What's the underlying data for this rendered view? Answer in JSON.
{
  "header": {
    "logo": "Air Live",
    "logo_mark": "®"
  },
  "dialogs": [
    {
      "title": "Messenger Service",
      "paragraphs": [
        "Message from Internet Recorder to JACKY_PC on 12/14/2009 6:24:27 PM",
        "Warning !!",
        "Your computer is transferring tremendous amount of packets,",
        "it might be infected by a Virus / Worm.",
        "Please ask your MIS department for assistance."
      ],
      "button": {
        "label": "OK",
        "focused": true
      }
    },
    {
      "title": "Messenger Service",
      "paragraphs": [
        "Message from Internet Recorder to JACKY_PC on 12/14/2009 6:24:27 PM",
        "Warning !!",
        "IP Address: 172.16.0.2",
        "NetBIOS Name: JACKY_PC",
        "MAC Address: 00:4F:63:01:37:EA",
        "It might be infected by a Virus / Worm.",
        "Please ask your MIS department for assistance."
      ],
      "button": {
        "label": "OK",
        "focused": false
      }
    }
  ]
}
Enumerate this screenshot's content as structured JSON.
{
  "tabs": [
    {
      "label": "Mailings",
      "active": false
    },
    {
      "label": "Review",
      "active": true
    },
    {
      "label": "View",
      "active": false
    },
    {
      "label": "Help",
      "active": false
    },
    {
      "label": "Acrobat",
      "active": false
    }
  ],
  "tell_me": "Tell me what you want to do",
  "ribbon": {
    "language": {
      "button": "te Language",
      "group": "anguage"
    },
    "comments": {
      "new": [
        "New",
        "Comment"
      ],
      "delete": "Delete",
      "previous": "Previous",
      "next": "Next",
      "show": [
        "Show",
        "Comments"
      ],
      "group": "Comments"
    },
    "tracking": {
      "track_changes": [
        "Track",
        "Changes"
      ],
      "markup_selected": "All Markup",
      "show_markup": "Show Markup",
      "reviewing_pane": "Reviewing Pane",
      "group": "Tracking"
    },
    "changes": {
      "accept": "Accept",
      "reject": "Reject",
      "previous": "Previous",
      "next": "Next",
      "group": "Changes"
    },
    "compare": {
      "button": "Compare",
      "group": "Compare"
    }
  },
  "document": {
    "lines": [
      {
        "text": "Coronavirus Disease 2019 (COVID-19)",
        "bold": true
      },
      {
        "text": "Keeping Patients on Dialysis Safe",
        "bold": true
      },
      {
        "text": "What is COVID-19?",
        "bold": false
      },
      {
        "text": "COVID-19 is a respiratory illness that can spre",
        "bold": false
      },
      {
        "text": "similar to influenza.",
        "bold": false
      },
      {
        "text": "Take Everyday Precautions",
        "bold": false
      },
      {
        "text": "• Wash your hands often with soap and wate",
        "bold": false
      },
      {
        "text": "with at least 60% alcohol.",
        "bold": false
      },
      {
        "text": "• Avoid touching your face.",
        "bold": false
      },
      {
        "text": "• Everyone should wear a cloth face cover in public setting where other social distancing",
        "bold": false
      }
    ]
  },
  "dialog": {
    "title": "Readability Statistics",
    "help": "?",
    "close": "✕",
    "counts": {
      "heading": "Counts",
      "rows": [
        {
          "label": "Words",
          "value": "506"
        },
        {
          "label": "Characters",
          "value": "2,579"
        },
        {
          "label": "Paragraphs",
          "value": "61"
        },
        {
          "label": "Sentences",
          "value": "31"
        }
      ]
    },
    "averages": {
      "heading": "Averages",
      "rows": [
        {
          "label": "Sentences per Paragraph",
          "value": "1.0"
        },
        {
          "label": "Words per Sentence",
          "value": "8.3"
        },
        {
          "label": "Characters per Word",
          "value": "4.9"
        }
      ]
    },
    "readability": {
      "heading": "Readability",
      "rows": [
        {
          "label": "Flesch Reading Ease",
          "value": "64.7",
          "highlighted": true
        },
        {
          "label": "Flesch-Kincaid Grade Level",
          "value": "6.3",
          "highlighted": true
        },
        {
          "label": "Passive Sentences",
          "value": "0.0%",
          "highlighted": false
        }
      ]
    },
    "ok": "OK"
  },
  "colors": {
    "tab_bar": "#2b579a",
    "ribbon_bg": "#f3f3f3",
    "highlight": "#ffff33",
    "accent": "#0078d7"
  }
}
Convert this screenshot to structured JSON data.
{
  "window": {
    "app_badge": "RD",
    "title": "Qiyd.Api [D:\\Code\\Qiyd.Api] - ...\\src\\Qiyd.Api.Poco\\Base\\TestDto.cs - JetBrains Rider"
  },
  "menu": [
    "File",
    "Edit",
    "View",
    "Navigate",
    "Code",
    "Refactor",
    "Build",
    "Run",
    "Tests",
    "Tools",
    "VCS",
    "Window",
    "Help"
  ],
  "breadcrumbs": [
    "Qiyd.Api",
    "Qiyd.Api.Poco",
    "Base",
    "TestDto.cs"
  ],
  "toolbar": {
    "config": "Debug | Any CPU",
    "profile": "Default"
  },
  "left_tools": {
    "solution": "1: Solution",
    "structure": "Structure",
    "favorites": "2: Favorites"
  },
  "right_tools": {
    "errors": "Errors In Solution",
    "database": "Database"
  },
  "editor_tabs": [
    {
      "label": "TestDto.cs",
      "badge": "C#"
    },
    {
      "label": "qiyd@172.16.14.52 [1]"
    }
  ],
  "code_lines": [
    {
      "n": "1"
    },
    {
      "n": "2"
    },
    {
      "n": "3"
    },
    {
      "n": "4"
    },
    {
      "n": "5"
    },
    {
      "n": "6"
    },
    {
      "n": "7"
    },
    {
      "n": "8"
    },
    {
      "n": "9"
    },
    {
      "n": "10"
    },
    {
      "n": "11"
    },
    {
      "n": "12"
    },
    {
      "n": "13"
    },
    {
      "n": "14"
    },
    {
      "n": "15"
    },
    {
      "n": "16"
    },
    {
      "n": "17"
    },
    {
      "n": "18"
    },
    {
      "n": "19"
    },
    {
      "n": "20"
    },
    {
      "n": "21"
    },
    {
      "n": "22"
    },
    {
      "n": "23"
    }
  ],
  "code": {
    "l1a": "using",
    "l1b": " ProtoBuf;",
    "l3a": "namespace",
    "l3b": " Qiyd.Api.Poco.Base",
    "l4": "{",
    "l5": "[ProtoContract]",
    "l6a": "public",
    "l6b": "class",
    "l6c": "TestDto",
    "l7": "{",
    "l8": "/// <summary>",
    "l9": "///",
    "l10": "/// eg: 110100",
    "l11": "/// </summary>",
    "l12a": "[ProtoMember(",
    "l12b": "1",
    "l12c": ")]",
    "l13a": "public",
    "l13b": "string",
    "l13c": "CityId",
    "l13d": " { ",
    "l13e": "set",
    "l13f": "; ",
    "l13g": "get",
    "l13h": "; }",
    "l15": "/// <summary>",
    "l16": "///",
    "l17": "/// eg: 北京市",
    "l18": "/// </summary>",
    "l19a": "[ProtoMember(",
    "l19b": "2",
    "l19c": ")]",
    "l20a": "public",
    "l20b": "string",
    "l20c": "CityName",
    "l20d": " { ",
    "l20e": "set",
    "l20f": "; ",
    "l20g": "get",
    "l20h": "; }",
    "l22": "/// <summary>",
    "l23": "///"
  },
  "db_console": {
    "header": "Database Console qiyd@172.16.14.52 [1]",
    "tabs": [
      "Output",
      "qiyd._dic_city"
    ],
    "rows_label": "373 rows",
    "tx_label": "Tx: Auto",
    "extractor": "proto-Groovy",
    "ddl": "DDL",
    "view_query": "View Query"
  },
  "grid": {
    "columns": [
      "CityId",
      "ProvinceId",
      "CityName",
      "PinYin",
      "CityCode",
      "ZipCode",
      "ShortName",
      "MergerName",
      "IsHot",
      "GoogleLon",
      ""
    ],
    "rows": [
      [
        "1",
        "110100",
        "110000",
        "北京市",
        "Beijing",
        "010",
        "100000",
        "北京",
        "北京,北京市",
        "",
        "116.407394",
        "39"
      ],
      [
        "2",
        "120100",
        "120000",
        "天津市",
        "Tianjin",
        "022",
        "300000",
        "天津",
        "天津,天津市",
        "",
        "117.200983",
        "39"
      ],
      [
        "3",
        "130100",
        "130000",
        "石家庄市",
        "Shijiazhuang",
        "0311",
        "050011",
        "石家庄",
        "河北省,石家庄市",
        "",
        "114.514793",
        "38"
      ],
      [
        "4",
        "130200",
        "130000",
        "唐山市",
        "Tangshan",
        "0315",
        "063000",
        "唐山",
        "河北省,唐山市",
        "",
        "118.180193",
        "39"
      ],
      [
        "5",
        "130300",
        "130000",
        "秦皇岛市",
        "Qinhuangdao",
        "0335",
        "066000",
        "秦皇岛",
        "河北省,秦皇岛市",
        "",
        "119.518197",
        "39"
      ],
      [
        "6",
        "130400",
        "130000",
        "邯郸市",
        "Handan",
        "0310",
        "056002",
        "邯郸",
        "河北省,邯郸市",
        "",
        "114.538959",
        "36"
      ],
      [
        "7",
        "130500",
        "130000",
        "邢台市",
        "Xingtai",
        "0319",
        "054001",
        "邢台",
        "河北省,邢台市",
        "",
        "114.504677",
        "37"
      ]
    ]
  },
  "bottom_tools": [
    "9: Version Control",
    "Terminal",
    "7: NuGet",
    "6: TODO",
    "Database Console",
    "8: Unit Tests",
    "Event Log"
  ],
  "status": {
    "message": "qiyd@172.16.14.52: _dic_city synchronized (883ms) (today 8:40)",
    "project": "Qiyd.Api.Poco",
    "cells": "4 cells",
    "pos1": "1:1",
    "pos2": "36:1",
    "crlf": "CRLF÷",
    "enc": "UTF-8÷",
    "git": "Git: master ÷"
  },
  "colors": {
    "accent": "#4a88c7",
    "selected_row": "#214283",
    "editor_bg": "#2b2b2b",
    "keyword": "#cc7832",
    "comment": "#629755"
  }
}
------------------------------------------------
Problem description - Copy each line of the listing that carries the word "button".

Exercise output -
      "button": {
      "button": {
      "button": "te Language",
      "button": "Compare",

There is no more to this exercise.